··· DATA RECORDS

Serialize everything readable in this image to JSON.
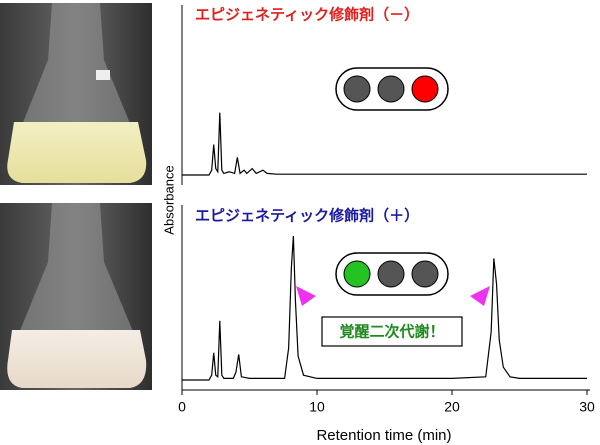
{
  "chart_data": [
    {
      "type": "line",
      "title": "エピジェネティック修飾剤（－）",
      "ylabel": "Absorbance",
      "color": "#000000",
      "x": [
        0,
        2.0,
        2.2,
        2.35,
        2.5,
        2.65,
        2.8,
        2.95,
        3.1,
        3.5,
        3.9,
        4.1,
        4.3,
        4.6,
        4.8,
        5.2,
        5.5,
        6.0,
        6.3,
        7,
        10,
        15,
        20,
        25,
        30
      ],
      "values": [
        0,
        0,
        3,
        19,
        4,
        2,
        39,
        3,
        1,
        2,
        1,
        11,
        1,
        3,
        1,
        4,
        1,
        3,
        1,
        0.5,
        0.5,
        0.5,
        0.5,
        0.5,
        0.5
      ],
      "xlim": [
        0,
        30
      ],
      "ylim": [
        0,
        100
      ]
    },
    {
      "type": "line",
      "title": "エピジェネティック修飾剤（＋）",
      "annotation": "覚醒二次代謝！",
      "xlabel": "Retention time (min)",
      "color": "#000000",
      "x": [
        0,
        2.0,
        2.2,
        2.35,
        2.5,
        2.65,
        2.8,
        2.95,
        3.1,
        3.8,
        4.0,
        4.2,
        4.4,
        5,
        7.6,
        7.9,
        8.1,
        8.25,
        8.4,
        8.6,
        9.0,
        10,
        20,
        22.5,
        22.9,
        23.1,
        23.3,
        23.5,
        23.8,
        24.3,
        25,
        30
      ],
      "values": [
        0,
        0,
        3,
        17,
        3,
        2,
        37,
        3,
        1,
        1,
        5,
        16,
        2,
        1,
        1,
        20,
        70,
        90,
        50,
        15,
        3,
        1,
        1,
        2,
        30,
        76,
        60,
        25,
        8,
        2,
        1,
        1
      ],
      "xlim": [
        0,
        30
      ],
      "ylim": [
        0,
        100
      ],
      "xticks": [
        0,
        10,
        20,
        30
      ]
    }
  ]
}
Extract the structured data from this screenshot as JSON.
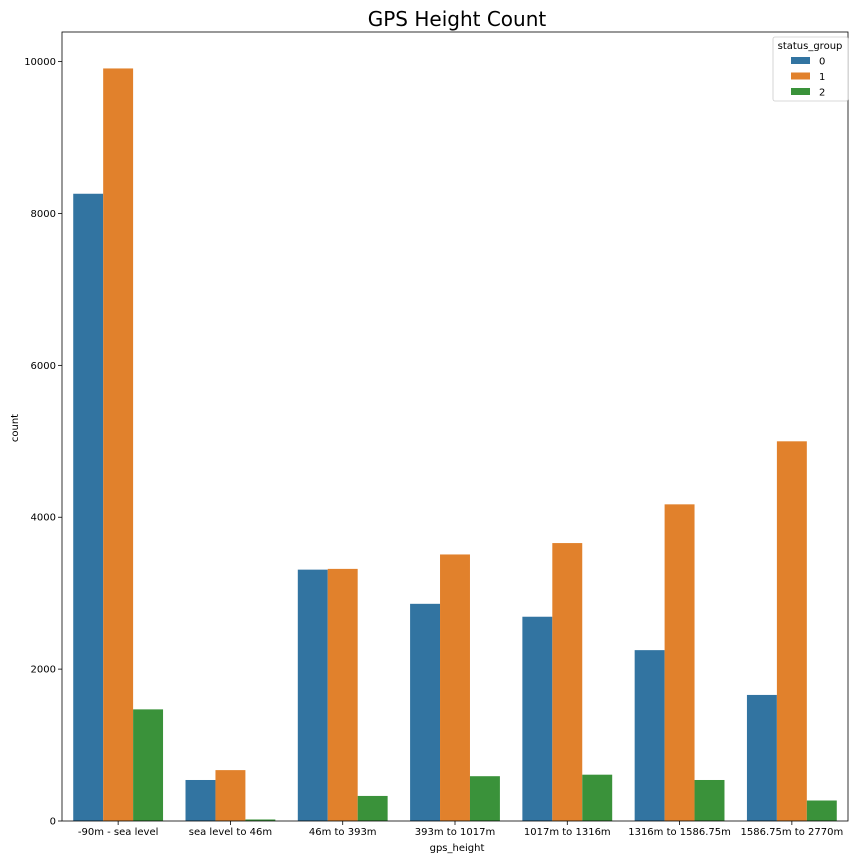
{
  "chart_data": {
    "type": "bar",
    "title": "GPS Height Count",
    "xlabel": "gps_height",
    "ylabel": "count",
    "categories": [
      "-90m - sea level",
      "sea level to 46m",
      "46m to 393m",
      "393m to 1017m",
      "1017m to 1316m",
      "1316m to 1586.75m",
      "1586.75m to 2770m"
    ],
    "ylim": [
      0,
      10390
    ],
    "yticks": [
      0,
      2000,
      4000,
      6000,
      8000,
      10000
    ],
    "grid": false,
    "legend": {
      "title": "status_group",
      "position": "top-right"
    },
    "series": [
      {
        "name": "0",
        "color": "#3274a1",
        "values": [
          8260,
          540,
          3310,
          2860,
          2690,
          2250,
          1660
        ]
      },
      {
        "name": "1",
        "color": "#e1812c",
        "values": [
          9910,
          670,
          3320,
          3510,
          3660,
          4170,
          5000
        ]
      },
      {
        "name": "2",
        "color": "#3a923a",
        "values": [
          1470,
          20,
          330,
          590,
          610,
          540,
          270
        ]
      }
    ]
  }
}
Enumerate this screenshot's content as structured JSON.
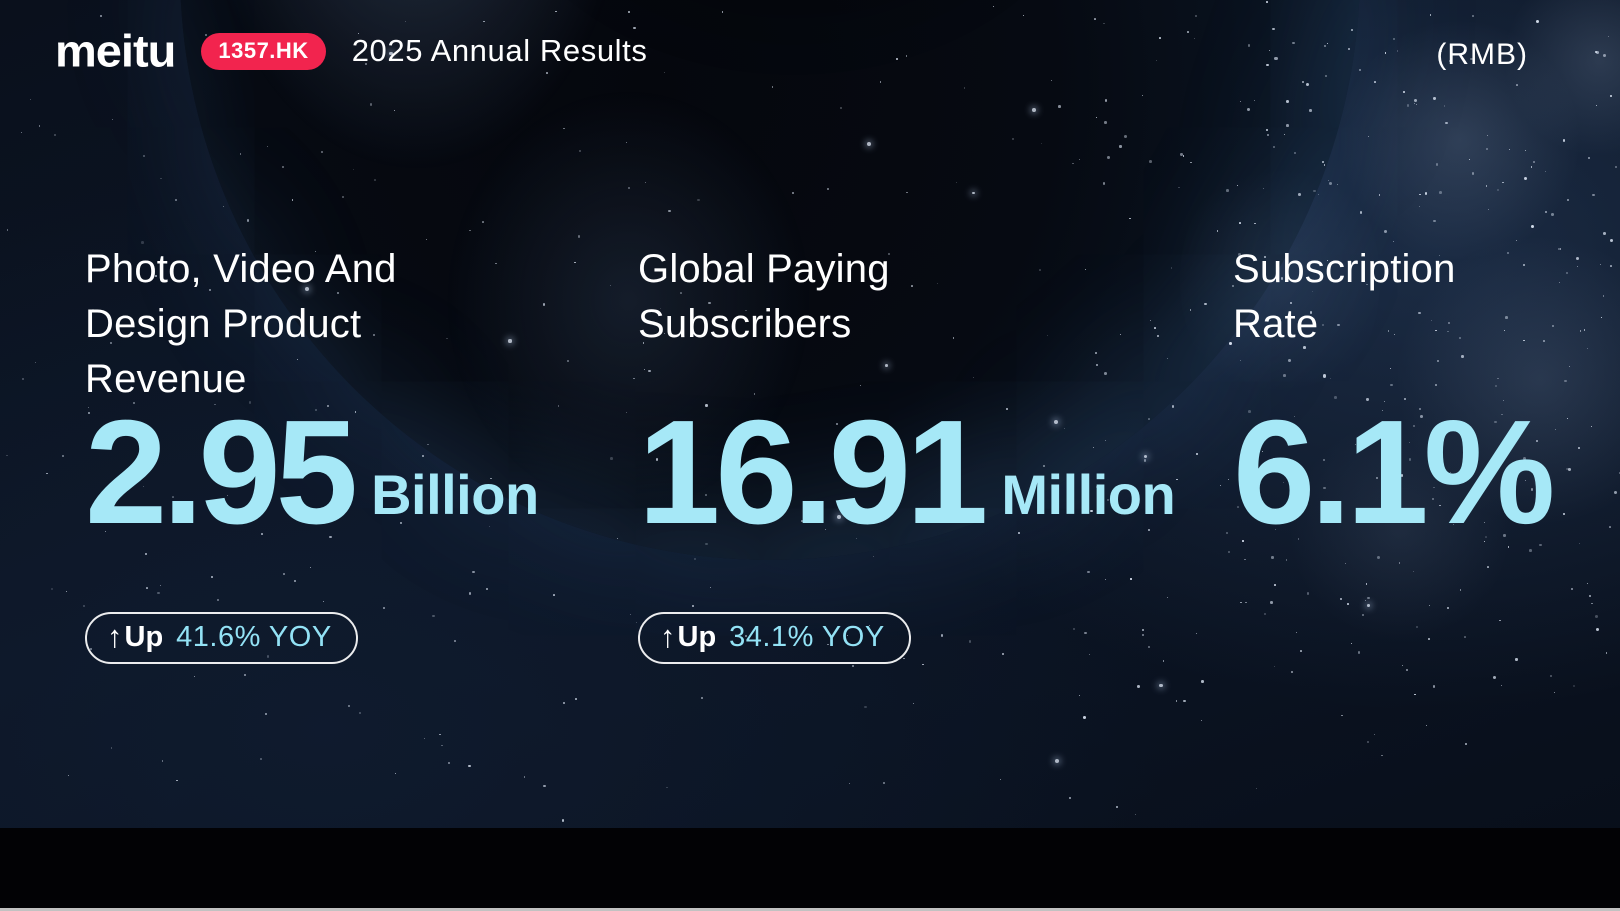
{
  "header": {
    "logo_text": "meitu",
    "ticker": "1357.HK",
    "title": "2025 Annual Results",
    "currency": "(RMB)"
  },
  "colors": {
    "accent_cyan": "#A6E8F7",
    "badge_change_cyan": "#93E2F5",
    "ticker_pink": "#F2244E",
    "text_white": "#FFFFFF",
    "background_navy": "#0C1524",
    "footer_black": "#020205"
  },
  "stats": [
    {
      "label_lines": [
        "Photo, Video And",
        "Design Product",
        "Revenue"
      ],
      "value": "2.95",
      "unit": "Billion",
      "badge": {
        "arrow": "↑",
        "prefix": "Up",
        "change": "41.6% YOY"
      }
    },
    {
      "label_lines": [
        "Global Paying",
        "Subscribers"
      ],
      "value": "16.91",
      "unit": "Million",
      "badge": {
        "arrow": "↑",
        "prefix": "Up",
        "change": "34.1% YOY"
      }
    },
    {
      "label_lines": [
        "Subscription",
        "Rate"
      ],
      "value": "6.1%",
      "unit": ""
    }
  ]
}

······

_WHAT IS NEEDED_
Give only the number of lines in the records that include the word "JSON".

_FULL RESPONSE_
3